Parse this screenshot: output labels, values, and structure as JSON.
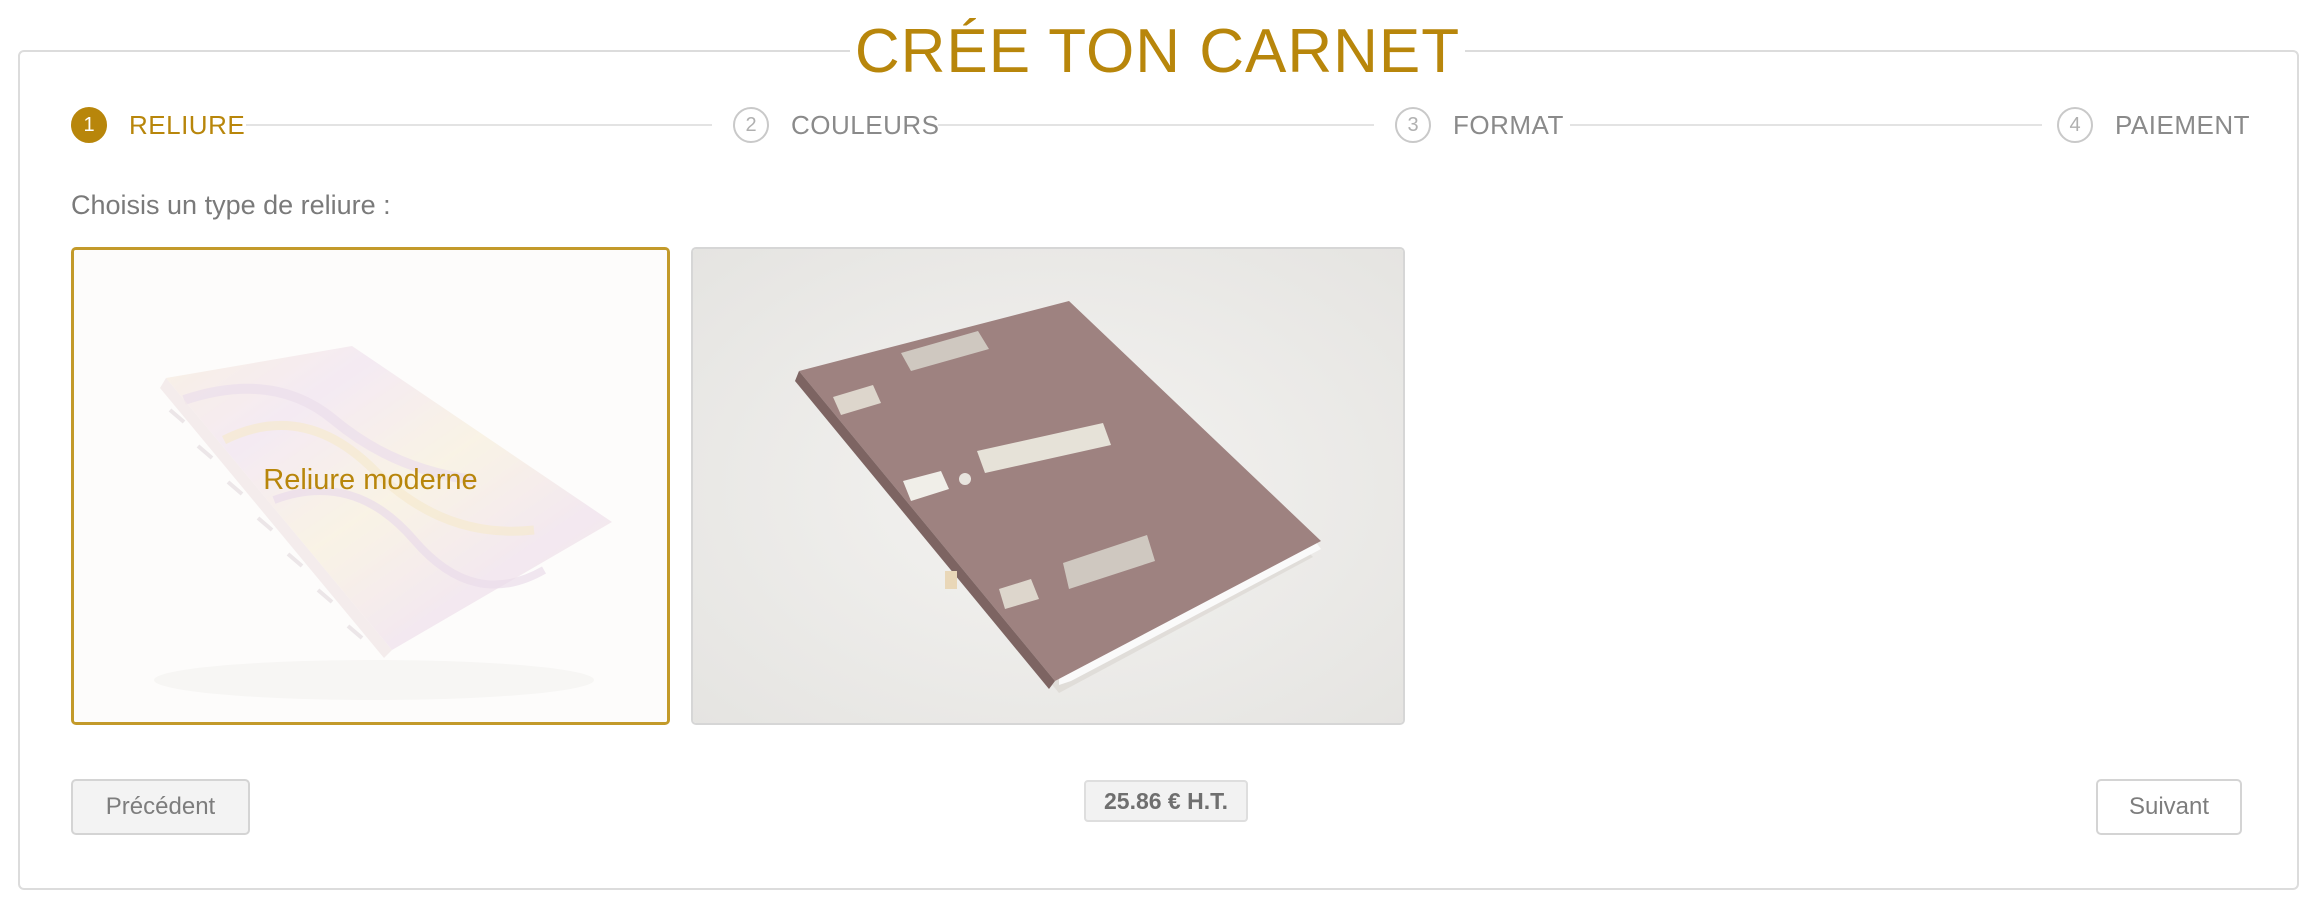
{
  "page": {
    "title": "CRÉE TON CARNET",
    "accent_color": "#b8860b"
  },
  "steps": [
    {
      "number": "1",
      "label": "RELIURE",
      "active": true
    },
    {
      "number": "2",
      "label": "COULEURS",
      "active": false
    },
    {
      "number": "3",
      "label": "FORMAT",
      "active": false
    },
    {
      "number": "4",
      "label": "PAIEMENT",
      "active": false
    }
  ],
  "binding": {
    "prompt": "Choisis un type de reliure :",
    "options": [
      {
        "label": "Reliure moderne",
        "selected": true,
        "image": "marbled-coptic-notebook"
      },
      {
        "label": "",
        "selected": false,
        "image": "brown-long-stitch-notebook"
      }
    ]
  },
  "footer": {
    "prev_label": "Précédent",
    "price": "25.86 € H.T.",
    "next_label": "Suivant"
  }
}
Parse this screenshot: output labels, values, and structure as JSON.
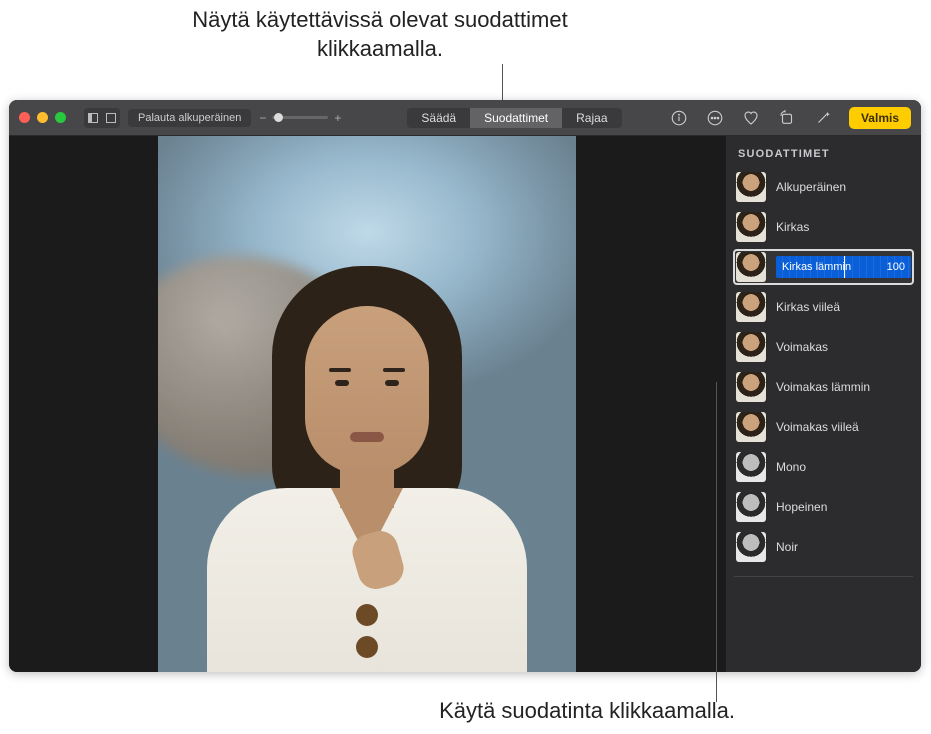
{
  "callouts": {
    "top": "Näytä käytettävissä olevat suodattimet klikkaamalla.",
    "bottom": "Käytä suodatinta klikkaamalla."
  },
  "toolbar": {
    "reset_label": "Palauta alkuperäinen",
    "zoom_minus": "−",
    "zoom_plus": "+",
    "tabs": {
      "adjust": "Säädä",
      "filters": "Suodattimet",
      "crop": "Rajaa"
    },
    "done_label": "Valmis"
  },
  "panel": {
    "title": "SUODATTIMET",
    "filters": [
      {
        "label": "Alkuperäinen",
        "mono": false,
        "selected": false
      },
      {
        "label": "Kirkas",
        "mono": false,
        "selected": false
      },
      {
        "label": "Kirkas lämmin",
        "mono": false,
        "selected": true,
        "value": "100"
      },
      {
        "label": "Kirkas viileä",
        "mono": false,
        "selected": false
      },
      {
        "label": "Voimakas",
        "mono": false,
        "selected": false
      },
      {
        "label": "Voimakas lämmin",
        "mono": false,
        "selected": false
      },
      {
        "label": "Voimakas viileä",
        "mono": false,
        "selected": false
      },
      {
        "label": "Mono",
        "mono": true,
        "selected": false
      },
      {
        "label": "Hopeinen",
        "mono": true,
        "selected": false
      },
      {
        "label": "Noir",
        "mono": true,
        "selected": false
      }
    ]
  }
}
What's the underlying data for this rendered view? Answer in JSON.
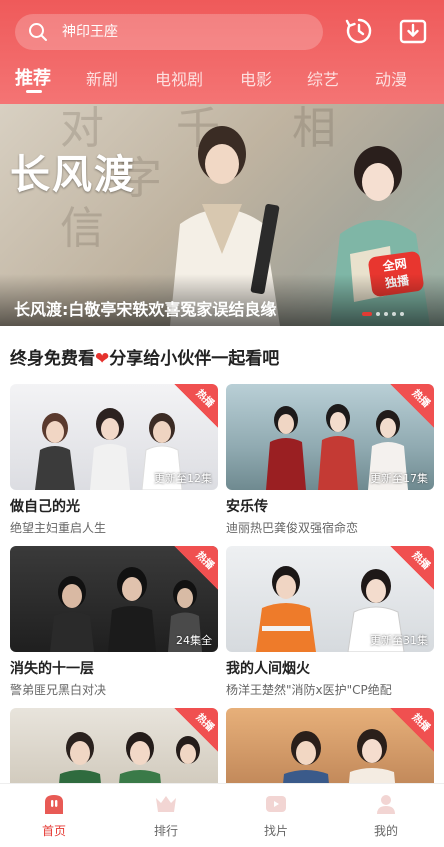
{
  "search": {
    "placeholder": "神印王座"
  },
  "tabs": [
    {
      "label": "推荐",
      "active": true
    },
    {
      "label": "新剧"
    },
    {
      "label": "电视剧"
    },
    {
      "label": "电影"
    },
    {
      "label": "综艺"
    },
    {
      "label": "动漫"
    }
  ],
  "banner": {
    "title_art": "长风渡",
    "badge_line1": "全网",
    "badge_line2": "独播",
    "caption": "长风渡:白敬亭宋轶欢喜冤家误结良缘",
    "dots_count": 5
  },
  "section": {
    "title_prefix": "终身免费看",
    "heart": "❤",
    "title_suffix": "分享给小伙伴一起看吧"
  },
  "cards": [
    {
      "title": "做自己的光",
      "subtitle": "绝望主妇重启人生",
      "hot": "热播",
      "episode": "更新至12集"
    },
    {
      "title": "安乐传",
      "subtitle": "迪丽热巴龚俊双强宿命恋",
      "hot": "热播",
      "episode": "更新至17集"
    },
    {
      "title": "消失的十一层",
      "subtitle": "警弟匪兄黑白对决",
      "hot": "热播",
      "episode": "24集全"
    },
    {
      "title": "我的人间烟火",
      "subtitle": "杨洋王楚然\"消防x医护\"CP绝配",
      "hot": "热播",
      "episode": "更新至31集"
    },
    {
      "title": "",
      "subtitle": "",
      "hot": "热播",
      "episode": ""
    },
    {
      "title": "",
      "subtitle": "",
      "hot": "热播",
      "episode": ""
    }
  ],
  "bottom_nav": [
    {
      "label": "首页",
      "icon": "home-icon",
      "active": true
    },
    {
      "label": "排行",
      "icon": "crown-icon"
    },
    {
      "label": "找片",
      "icon": "play-icon"
    },
    {
      "label": "我的",
      "icon": "user-icon"
    }
  ],
  "colors": {
    "accent": "#e53a34",
    "header": "#ef5a5a"
  }
}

WHAT TO DO: Copy each line of the records that contains the word "klikkaamalla".

FINISHED TASK:
    "top": "Näytä käytettävissä olevat suodattimet klikkaamalla.",
    "bottom": "Käytä suodatinta klikkaamalla."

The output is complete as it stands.